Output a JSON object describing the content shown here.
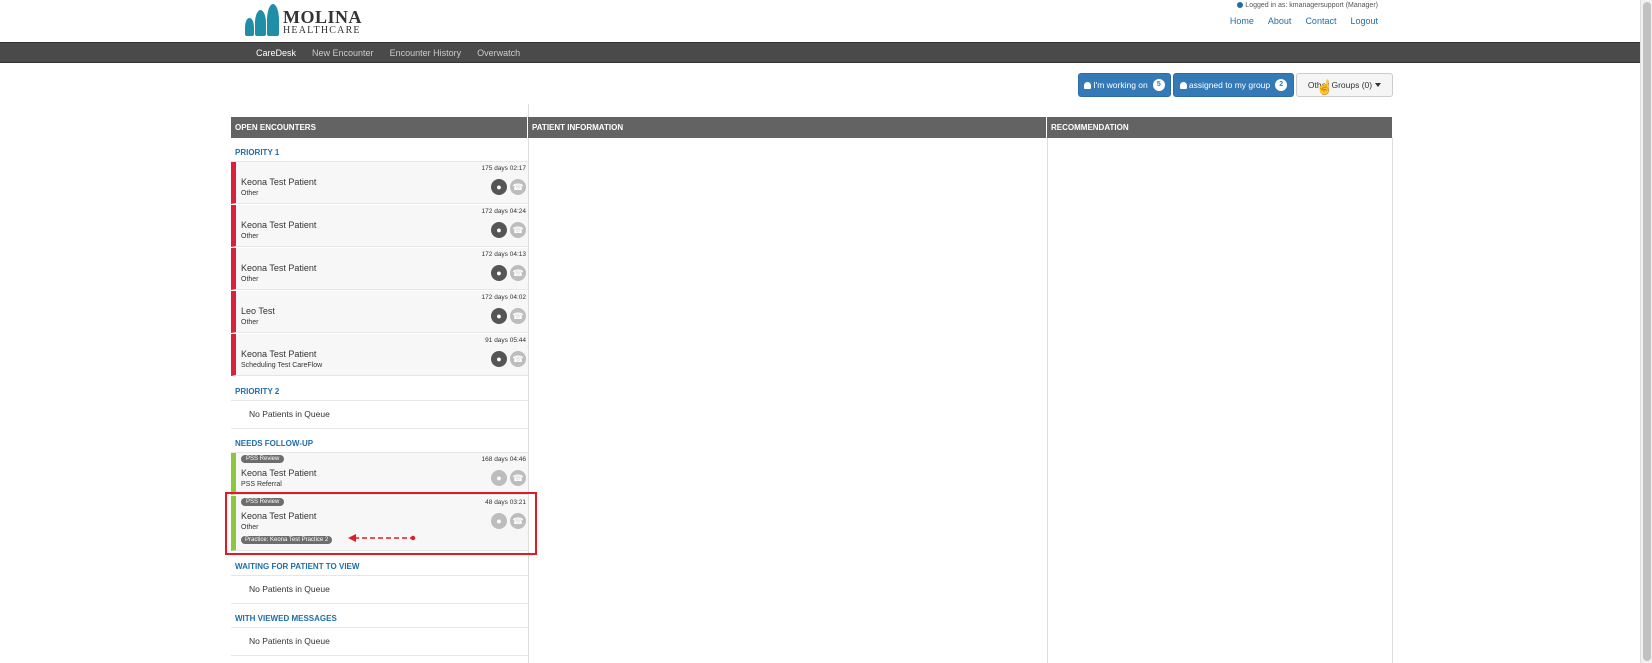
{
  "header": {
    "logo": {
      "line1": "MOLINA",
      "line2": "HEALTHCARE"
    },
    "logged_in": "Logged in as: kmanagersupport (Manager)",
    "links": [
      "Home",
      "About",
      "Contact",
      "Logout"
    ]
  },
  "nav": {
    "items": [
      "CareDesk",
      "New Encounter",
      "Encounter History",
      "Overwatch"
    ],
    "active": "CareDesk"
  },
  "actions": {
    "working_on": {
      "label": "I'm working on",
      "count": "5"
    },
    "assigned": {
      "label": "assigned to my group",
      "count": "2"
    },
    "other_groups": {
      "label": "Other Groups (0)"
    }
  },
  "panels": {
    "open_encounters": "OPEN ENCOUNTERS",
    "patient_information": "PATIENT INFORMATION",
    "recommendation": "RECOMMENDATION"
  },
  "sections": {
    "priority1": {
      "title": "PRIORITY 1",
      "items": [
        {
          "name": "Keona Test Patient",
          "sub": "Other",
          "time": "175 days 02:17"
        },
        {
          "name": "Keona Test Patient",
          "sub": "Other",
          "time": "172 days 04:24"
        },
        {
          "name": "Keona Test Patient",
          "sub": "Other",
          "time": "172 days 04:13"
        },
        {
          "name": "Leo Test",
          "sub": "Other",
          "time": "172 days 04:02"
        },
        {
          "name": "Keona Test Patient",
          "sub": "Scheduling Test CareFlow",
          "time": "91 days 05:44"
        }
      ]
    },
    "priority2": {
      "title": "PRIORITY 2",
      "empty": "No Patients in Queue"
    },
    "follow_up": {
      "title": "NEEDS FOLLOW-UP",
      "items": [
        {
          "pill": "PSS Review",
          "name": "Keona Test Patient",
          "sub": "PSS Referral",
          "time": "168 days 04:46"
        },
        {
          "pill": "PSS Review",
          "name": "Keona Test Patient",
          "sub": "Other",
          "time": "48 days 03:21",
          "practice": "Practice: Keona Test Practice 2"
        }
      ]
    },
    "waiting": {
      "title": "WAITING FOR PATIENT TO VIEW",
      "empty": "No Patients in Queue"
    },
    "viewed": {
      "title": "WITH VIEWED MESSAGES",
      "empty": "No Patients in Queue"
    }
  },
  "colors": {
    "priority": "#d9213d",
    "followup": "#8dc63f",
    "primary": "#337ab7",
    "highlight": "#e01b24"
  }
}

....

- WHAT THIS TASK INVOLVES
Set every record down exactly, omitting pictures.

- PROBLEM SOLUTION
Output a JSON object describing the content shown here.
{
  "header": {
    "logo": {
      "line1": "MOLINA",
      "line2": "HEALTHCARE"
    },
    "logged_in": "Logged in as: kmanagersupport (Manager)",
    "links": [
      "Home",
      "About",
      "Contact",
      "Logout"
    ]
  },
  "nav": {
    "items": [
      "CareDesk",
      "New Encounter",
      "Encounter History",
      "Overwatch"
    ],
    "active": "CareDesk"
  },
  "actions": {
    "working_on": {
      "label": "I'm working on",
      "count": "5"
    },
    "assigned": {
      "label": "assigned to my group",
      "count": "2"
    },
    "other_groups": {
      "label": "Other Groups (0)"
    }
  },
  "panels": {
    "open_encounters": "OPEN ENCOUNTERS",
    "patient_information": "PATIENT INFORMATION",
    "recommendation": "RECOMMENDATION"
  },
  "sections": {
    "priority1": {
      "title": "PRIORITY 1",
      "items": [
        {
          "name": "Keona Test Patient",
          "sub": "Other",
          "time": "175 days 02:17"
        },
        {
          "name": "Keona Test Patient",
          "sub": "Other",
          "time": "172 days 04:24"
        },
        {
          "name": "Keona Test Patient",
          "sub": "Other",
          "time": "172 days 04:13"
        },
        {
          "name": "Leo Test",
          "sub": "Other",
          "time": "172 days 04:02"
        },
        {
          "name": "Keona Test Patient",
          "sub": "Scheduling Test CareFlow",
          "time": "91 days 05:44"
        }
      ]
    },
    "priority2": {
      "title": "PRIORITY 2",
      "empty": "No Patients in Queue"
    },
    "follow_up": {
      "title": "NEEDS FOLLOW-UP",
      "items": [
        {
          "pill": "PSS Review",
          "name": "Keona Test Patient",
          "sub": "PSS Referral",
          "time": "168 days 04:46"
        },
        {
          "pill": "PSS Review",
          "name": "Keona Test Patient",
          "sub": "Other",
          "time": "48 days 03:21",
          "practice": "Practice: Keona Test Practice 2"
        }
      ]
    },
    "waiting": {
      "title": "WAITING FOR PATIENT TO VIEW",
      "empty": "No Patients in Queue"
    },
    "viewed": {
      "title": "WITH VIEWED MESSAGES",
      "empty": "No Patients in Queue"
    }
  },
  "colors": {
    "priority": "#d9213d",
    "followup": "#8dc63f",
    "primary": "#337ab7",
    "highlight": "#e01b24"
  }
}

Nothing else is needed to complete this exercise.